• **DATA FOR THIS TASK**
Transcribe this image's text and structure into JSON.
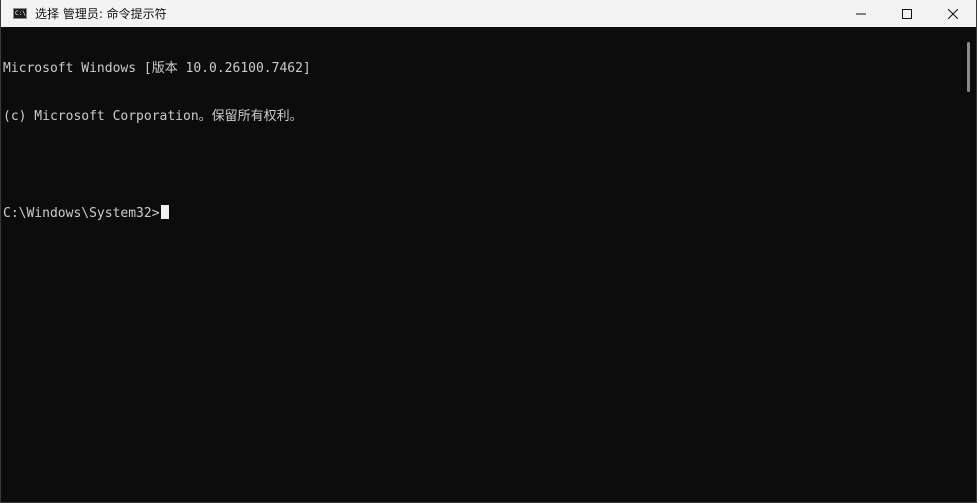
{
  "window": {
    "title": "选择 管理员: 命令提示符",
    "icon_glyph": "C:\\."
  },
  "controls": {
    "minimize": "minimize-icon",
    "maximize": "maximize-icon",
    "close": "close-icon"
  },
  "console": {
    "lines": [
      "Microsoft Windows [版本 10.0.26100.7462]",
      "(c) Microsoft Corporation。保留所有权利。",
      "",
      "C:\\Windows\\System32>"
    ]
  },
  "colors": {
    "background": "#0c0c0c",
    "text": "#cccccc",
    "titlebar": "#f3f3f3"
  }
}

• **GIVEN EXERCISE**
Reproduce the data verbatim. Do not carry any picture into the copy.

• **TASK OUTPUT**
Transcribe this image's text and structure into JSON.
{
  "window": {
    "title": "选择 管理员: 命令提示符",
    "icon_glyph": "C:\\."
  },
  "controls": {
    "minimize": "minimize-icon",
    "maximize": "maximize-icon",
    "close": "close-icon"
  },
  "console": {
    "lines": [
      "Microsoft Windows [版本 10.0.26100.7462]",
      "(c) Microsoft Corporation。保留所有权利。",
      "",
      "C:\\Windows\\System32>"
    ]
  },
  "colors": {
    "background": "#0c0c0c",
    "text": "#cccccc",
    "titlebar": "#f3f3f3"
  }
}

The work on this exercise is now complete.